◆ Extracts from a graphics dataset
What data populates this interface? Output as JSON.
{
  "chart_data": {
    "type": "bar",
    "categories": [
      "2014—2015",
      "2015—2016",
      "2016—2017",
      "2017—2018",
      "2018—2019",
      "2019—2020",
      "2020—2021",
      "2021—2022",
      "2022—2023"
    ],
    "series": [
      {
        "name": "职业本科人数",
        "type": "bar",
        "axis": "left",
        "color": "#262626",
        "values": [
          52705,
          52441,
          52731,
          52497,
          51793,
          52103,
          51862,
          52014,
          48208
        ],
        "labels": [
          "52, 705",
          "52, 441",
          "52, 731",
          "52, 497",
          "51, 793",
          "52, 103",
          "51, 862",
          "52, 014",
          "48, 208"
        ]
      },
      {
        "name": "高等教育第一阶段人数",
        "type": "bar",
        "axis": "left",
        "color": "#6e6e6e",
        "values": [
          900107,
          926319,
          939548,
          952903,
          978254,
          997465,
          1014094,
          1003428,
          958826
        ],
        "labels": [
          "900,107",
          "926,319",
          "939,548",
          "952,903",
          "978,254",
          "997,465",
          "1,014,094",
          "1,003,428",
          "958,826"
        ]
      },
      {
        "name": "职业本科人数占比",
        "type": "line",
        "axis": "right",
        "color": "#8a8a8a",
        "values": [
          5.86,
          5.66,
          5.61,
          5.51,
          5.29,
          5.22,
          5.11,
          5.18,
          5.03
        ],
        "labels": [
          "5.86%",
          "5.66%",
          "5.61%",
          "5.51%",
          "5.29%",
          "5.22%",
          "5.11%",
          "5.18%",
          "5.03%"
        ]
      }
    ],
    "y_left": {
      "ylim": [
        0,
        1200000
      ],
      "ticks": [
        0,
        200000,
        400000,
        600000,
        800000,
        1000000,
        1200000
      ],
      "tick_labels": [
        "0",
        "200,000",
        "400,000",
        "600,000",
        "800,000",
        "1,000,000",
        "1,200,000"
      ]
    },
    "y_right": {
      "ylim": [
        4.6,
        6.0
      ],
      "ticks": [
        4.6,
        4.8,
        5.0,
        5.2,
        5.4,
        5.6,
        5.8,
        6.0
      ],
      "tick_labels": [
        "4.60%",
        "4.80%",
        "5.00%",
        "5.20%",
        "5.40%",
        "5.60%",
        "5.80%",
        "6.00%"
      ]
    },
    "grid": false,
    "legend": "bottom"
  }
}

◆ Given problem
Repeat the data verbatim.

◆ Result of the task
What data populates this interface? Output as JSON.
{
  "chart_data": {
    "type": "bar",
    "categories": [
      "2014—2015",
      "2015—2016",
      "2016—2017",
      "2017—2018",
      "2018—2019",
      "2019—2020",
      "2020—2021",
      "2021—2022",
      "2022—2023"
    ],
    "series": [
      {
        "name": "职业本科人数",
        "type": "bar",
        "axis": "left",
        "color": "#262626",
        "values": [
          52705,
          52441,
          52731,
          52497,
          51793,
          52103,
          51862,
          52014,
          48208
        ],
        "labels": [
          "52, 705",
          "52, 441",
          "52, 731",
          "52, 497",
          "51, 793",
          "52, 103",
          "51, 862",
          "52, 014",
          "48, 208"
        ]
      },
      {
        "name": "高等教育第一阶段人数",
        "type": "bar",
        "axis": "left",
        "color": "#6e6e6e",
        "values": [
          900107,
          926319,
          939548,
          952903,
          978254,
          997465,
          1014094,
          1003428,
          958826
        ],
        "labels": [
          "900,107",
          "926,319",
          "939,548",
          "952,903",
          "978,254",
          "997,465",
          "1,014,094",
          "1,003,428",
          "958,826"
        ]
      },
      {
        "name": "职业本科人数占比",
        "type": "line",
        "axis": "right",
        "color": "#8a8a8a",
        "values": [
          5.86,
          5.66,
          5.61,
          5.51,
          5.29,
          5.22,
          5.11,
          5.18,
          5.03
        ],
        "labels": [
          "5.86%",
          "5.66%",
          "5.61%",
          "5.51%",
          "5.29%",
          "5.22%",
          "5.11%",
          "5.18%",
          "5.03%"
        ]
      }
    ],
    "y_left": {
      "ylim": [
        0,
        1200000
      ],
      "ticks": [
        0,
        200000,
        400000,
        600000,
        800000,
        1000000,
        1200000
      ],
      "tick_labels": [
        "0",
        "200,000",
        "400,000",
        "600,000",
        "800,000",
        "1,000,000",
        "1,200,000"
      ]
    },
    "y_right": {
      "ylim": [
        4.6,
        6.0
      ],
      "ticks": [
        4.6,
        4.8,
        5.0,
        5.2,
        5.4,
        5.6,
        5.8,
        6.0
      ],
      "tick_labels": [
        "4.60%",
        "4.80%",
        "5.00%",
        "5.20%",
        "5.40%",
        "5.60%",
        "5.80%",
        "6.00%"
      ]
    },
    "grid": false,
    "legend": "bottom"
  }
}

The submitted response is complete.